• The exercise
Using the records that follow, copy every line containing the word "volutpat".

• Information shown

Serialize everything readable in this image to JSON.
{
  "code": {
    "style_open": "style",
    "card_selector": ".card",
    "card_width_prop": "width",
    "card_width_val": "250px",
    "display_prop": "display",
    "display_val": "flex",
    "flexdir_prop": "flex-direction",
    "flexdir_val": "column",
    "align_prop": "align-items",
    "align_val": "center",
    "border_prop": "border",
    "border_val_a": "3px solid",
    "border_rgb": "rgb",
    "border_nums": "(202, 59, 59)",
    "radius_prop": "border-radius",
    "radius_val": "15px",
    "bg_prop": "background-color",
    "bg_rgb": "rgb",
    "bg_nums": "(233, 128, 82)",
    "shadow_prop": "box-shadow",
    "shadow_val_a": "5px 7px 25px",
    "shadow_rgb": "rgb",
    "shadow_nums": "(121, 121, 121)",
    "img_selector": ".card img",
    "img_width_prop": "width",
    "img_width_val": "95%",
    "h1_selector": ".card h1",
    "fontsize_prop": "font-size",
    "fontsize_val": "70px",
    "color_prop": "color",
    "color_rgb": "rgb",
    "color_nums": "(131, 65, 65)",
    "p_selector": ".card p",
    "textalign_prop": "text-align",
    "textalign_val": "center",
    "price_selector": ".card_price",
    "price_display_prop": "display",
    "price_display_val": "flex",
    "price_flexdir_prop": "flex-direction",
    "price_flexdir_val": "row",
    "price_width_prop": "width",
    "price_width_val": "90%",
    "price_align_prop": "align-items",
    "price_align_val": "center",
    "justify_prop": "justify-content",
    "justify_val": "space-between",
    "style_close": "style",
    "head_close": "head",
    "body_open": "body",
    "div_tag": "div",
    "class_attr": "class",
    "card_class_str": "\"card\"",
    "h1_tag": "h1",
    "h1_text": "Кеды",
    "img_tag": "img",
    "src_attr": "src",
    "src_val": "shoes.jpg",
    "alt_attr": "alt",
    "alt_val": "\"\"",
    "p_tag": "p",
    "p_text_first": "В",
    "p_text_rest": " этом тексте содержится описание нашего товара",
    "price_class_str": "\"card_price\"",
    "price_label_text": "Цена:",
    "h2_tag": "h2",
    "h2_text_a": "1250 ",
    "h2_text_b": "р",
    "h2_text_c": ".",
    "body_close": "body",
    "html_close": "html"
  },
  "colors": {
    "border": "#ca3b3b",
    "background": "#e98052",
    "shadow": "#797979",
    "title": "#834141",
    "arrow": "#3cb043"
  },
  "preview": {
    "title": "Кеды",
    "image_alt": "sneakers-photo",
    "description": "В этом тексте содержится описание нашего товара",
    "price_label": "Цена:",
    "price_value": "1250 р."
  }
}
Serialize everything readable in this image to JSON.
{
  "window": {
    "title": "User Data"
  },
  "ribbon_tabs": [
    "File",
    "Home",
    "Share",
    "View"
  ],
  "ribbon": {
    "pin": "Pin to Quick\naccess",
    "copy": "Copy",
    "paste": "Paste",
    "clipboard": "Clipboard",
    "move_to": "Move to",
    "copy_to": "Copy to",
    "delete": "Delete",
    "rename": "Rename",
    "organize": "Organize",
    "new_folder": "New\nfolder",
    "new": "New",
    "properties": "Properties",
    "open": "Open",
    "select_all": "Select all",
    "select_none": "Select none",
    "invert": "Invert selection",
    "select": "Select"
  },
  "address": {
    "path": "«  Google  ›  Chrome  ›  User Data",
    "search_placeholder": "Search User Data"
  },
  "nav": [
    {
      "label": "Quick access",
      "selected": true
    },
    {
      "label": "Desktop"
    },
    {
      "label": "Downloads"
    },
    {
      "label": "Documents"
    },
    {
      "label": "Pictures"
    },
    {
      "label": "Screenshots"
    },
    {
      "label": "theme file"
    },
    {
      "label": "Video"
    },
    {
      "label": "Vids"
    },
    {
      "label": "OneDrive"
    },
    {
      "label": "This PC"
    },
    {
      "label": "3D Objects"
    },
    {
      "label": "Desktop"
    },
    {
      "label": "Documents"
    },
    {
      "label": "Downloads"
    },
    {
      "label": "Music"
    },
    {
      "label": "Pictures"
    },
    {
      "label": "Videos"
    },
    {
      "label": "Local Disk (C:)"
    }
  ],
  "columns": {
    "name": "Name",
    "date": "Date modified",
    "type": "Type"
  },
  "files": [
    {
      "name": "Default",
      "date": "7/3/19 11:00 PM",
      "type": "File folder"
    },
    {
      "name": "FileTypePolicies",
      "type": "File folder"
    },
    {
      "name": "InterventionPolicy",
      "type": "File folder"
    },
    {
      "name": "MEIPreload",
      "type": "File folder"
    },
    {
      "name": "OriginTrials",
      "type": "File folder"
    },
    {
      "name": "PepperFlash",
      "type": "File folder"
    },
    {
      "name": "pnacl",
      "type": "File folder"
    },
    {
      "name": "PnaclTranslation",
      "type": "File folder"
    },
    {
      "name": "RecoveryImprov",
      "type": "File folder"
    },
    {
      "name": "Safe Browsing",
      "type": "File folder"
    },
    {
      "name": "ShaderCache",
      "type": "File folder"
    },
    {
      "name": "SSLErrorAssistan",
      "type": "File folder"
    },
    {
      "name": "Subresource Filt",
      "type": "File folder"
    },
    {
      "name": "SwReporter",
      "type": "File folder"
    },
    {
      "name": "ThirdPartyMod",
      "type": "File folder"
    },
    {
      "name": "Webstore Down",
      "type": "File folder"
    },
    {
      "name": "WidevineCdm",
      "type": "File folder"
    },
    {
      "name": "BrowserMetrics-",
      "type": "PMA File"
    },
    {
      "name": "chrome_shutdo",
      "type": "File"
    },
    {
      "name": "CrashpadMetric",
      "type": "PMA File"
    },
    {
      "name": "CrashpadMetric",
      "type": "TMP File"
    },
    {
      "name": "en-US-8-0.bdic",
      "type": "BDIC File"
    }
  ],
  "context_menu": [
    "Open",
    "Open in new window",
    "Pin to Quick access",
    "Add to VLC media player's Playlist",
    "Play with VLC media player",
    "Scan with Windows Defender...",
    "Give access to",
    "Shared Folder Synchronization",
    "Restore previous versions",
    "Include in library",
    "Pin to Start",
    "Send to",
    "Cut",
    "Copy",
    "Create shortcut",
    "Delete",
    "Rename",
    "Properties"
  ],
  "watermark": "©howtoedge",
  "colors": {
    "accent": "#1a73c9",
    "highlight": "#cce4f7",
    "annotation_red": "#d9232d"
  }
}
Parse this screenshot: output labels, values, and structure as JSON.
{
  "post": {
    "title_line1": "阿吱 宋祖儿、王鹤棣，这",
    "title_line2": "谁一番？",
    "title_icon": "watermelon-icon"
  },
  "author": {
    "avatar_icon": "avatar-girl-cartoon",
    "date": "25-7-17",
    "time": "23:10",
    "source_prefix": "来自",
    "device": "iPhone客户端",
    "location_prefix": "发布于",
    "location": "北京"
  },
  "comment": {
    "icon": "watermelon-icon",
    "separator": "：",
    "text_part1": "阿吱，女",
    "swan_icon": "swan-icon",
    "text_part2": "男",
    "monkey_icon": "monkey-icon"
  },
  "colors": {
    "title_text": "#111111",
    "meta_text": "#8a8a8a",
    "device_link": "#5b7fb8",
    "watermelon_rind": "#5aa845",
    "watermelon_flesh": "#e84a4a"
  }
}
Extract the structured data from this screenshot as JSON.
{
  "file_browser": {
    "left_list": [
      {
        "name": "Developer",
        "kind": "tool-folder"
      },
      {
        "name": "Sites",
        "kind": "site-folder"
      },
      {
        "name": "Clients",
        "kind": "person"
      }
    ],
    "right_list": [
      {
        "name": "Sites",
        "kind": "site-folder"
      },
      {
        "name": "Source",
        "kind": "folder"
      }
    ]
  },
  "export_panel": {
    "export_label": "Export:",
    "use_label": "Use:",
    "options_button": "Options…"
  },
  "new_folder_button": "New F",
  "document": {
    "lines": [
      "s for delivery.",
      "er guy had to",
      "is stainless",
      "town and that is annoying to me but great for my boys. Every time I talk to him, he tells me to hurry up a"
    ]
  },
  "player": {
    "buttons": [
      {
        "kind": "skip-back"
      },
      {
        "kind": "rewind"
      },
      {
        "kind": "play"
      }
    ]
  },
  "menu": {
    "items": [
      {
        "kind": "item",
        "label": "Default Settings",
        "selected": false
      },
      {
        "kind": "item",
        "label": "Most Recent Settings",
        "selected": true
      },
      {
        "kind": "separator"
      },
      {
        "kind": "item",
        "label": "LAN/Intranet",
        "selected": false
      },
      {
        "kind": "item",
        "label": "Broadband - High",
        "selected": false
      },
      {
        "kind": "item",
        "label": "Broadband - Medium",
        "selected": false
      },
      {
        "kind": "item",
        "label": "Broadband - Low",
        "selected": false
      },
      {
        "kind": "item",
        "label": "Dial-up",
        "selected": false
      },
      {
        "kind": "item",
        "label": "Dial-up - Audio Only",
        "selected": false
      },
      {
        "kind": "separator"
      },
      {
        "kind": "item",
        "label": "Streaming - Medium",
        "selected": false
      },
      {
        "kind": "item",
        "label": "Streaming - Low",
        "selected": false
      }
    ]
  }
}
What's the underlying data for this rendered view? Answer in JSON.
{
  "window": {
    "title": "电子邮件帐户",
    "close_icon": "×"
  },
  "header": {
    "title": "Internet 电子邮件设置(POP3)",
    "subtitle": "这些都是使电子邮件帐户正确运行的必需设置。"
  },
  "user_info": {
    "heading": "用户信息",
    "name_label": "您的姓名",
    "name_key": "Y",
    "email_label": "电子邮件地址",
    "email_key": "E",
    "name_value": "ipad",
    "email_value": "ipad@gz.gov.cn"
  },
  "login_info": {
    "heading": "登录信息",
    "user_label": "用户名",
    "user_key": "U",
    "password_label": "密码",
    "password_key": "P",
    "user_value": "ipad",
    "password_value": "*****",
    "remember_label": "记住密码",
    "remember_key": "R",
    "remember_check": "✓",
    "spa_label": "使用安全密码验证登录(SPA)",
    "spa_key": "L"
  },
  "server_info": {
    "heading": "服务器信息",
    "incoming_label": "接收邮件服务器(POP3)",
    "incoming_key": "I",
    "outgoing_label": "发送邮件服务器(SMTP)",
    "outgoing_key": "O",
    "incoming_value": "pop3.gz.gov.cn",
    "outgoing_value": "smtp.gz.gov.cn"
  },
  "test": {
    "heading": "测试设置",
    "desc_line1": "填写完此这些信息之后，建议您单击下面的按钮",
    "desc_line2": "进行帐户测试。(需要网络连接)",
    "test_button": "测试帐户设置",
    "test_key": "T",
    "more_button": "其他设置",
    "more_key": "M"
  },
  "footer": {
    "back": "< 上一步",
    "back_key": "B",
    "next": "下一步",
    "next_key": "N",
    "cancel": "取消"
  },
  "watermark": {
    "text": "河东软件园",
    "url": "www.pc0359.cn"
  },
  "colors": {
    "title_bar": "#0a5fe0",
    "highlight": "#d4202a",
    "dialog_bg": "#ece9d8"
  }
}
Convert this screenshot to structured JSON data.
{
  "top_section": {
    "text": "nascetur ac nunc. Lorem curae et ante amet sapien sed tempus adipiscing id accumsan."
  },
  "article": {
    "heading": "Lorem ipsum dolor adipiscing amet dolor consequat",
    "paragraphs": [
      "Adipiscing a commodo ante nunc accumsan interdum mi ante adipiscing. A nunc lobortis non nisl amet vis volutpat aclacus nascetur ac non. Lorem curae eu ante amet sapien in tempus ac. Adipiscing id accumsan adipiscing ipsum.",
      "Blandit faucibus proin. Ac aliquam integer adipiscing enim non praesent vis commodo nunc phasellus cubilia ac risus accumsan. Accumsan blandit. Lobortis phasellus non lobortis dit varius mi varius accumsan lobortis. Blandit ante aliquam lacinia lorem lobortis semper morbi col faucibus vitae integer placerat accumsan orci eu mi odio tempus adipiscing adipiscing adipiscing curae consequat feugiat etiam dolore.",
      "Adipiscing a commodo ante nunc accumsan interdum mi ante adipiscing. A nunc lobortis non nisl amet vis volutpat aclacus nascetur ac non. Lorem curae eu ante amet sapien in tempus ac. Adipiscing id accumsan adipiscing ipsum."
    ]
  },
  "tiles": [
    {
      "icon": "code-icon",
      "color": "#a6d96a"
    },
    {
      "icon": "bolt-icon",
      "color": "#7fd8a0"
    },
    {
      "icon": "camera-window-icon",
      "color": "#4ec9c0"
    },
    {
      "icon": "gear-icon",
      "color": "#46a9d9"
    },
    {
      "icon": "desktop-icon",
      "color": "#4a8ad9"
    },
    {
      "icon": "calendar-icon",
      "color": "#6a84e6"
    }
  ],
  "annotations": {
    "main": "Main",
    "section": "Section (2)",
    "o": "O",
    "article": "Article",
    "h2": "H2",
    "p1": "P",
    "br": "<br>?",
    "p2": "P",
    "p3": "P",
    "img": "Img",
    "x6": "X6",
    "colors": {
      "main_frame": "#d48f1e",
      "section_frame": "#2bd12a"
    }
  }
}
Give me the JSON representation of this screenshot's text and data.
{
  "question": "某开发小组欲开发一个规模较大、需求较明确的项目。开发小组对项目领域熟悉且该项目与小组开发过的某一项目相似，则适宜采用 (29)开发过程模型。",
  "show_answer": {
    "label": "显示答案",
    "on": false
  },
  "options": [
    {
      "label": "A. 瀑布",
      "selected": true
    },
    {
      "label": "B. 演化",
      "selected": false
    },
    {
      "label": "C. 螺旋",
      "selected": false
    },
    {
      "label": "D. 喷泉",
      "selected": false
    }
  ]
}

• Reply to the task
      "Adipiscing a commodo ante nunc accumsan interdum mi ante adipiscing. A nunc lobortis non nisl amet vis volutpat aclacus nascetur ac non. Lorem curae eu ante amet sapien in tempus ac. Adipiscing id accumsan adipiscing ipsum.",
      "Adipiscing a commodo ante nunc accumsan interdum mi ante adipiscing. A nunc lobortis non nisl amet vis volutpat aclacus nascetur ac non. Lorem curae eu ante amet sapien in tempus ac. Adipiscing id accumsan adipiscing ipsum."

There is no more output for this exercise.